» **Task brief**
Search the listing for "outcomes" and copy every line where it appears.
##### Stored data #####
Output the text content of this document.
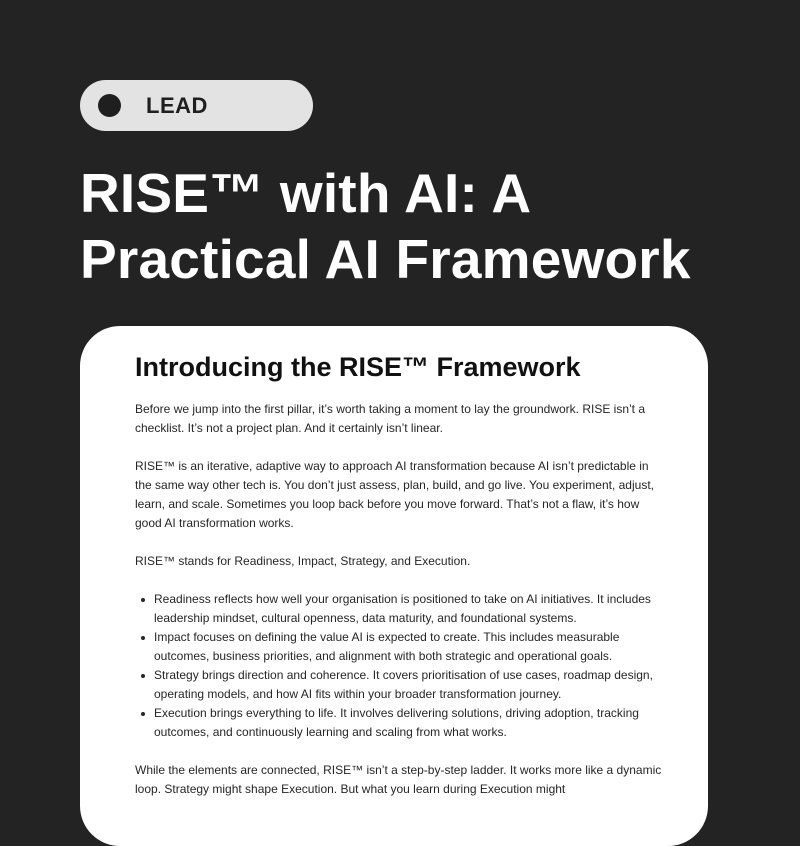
LEAD
RISE™ with AI: A Practical AI Framework
Introducing the RISE™ Framework

Before we jump into the first pillar, it’s worth taking a moment to lay the groundwork. RISE isn’t a checklist. It’s not a project plan. And it certainly isn’t linear.

RISE™ is an iterative, adaptive way to approach AI transformation because AI isn’t predictable in the same way other tech is. You don’t just assess, plan, build, and go live. You experiment, adjust, learn, and scale. Sometimes you loop back before you move forward. That’s not a flaw, it’s how good AI transformation works.

RISE™ stands for Readiness, Impact, Strategy, and Execution.

Readiness reflects how well your organisation is positioned to take on AI initiatives. It includes leadership mindset, cultural openness, data maturity, and foundational systems.
Impact focuses on defining the value AI is expected to create. This includes measurable outcomes, business priorities, and alignment with both strategic and operational goals.
Strategy brings direction and coherence. It covers prioritisation of use cases, roadmap design, operating models, and how AI fits within your broader transformation journey.
Execution brings everything to life. It involves delivering solutions, driving adoption, tracking outcomes, and continuously learning and scaling from what works.

While the elements are connected, RISE™ isn’t a step-by-step ladder. It works more like a dynamic loop. Strategy might shape Execution. But what you learn during Execution might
#####
» **Full output**
Impact focuses on defining the value AI is expected to create. This includes measurable outcomes, business priorities, and alignment with both strategic and operational goals.
Execution brings everything to life. It involves delivering solutions, driving adoption, tracking outcomes, and continuously learning and scaling from what works.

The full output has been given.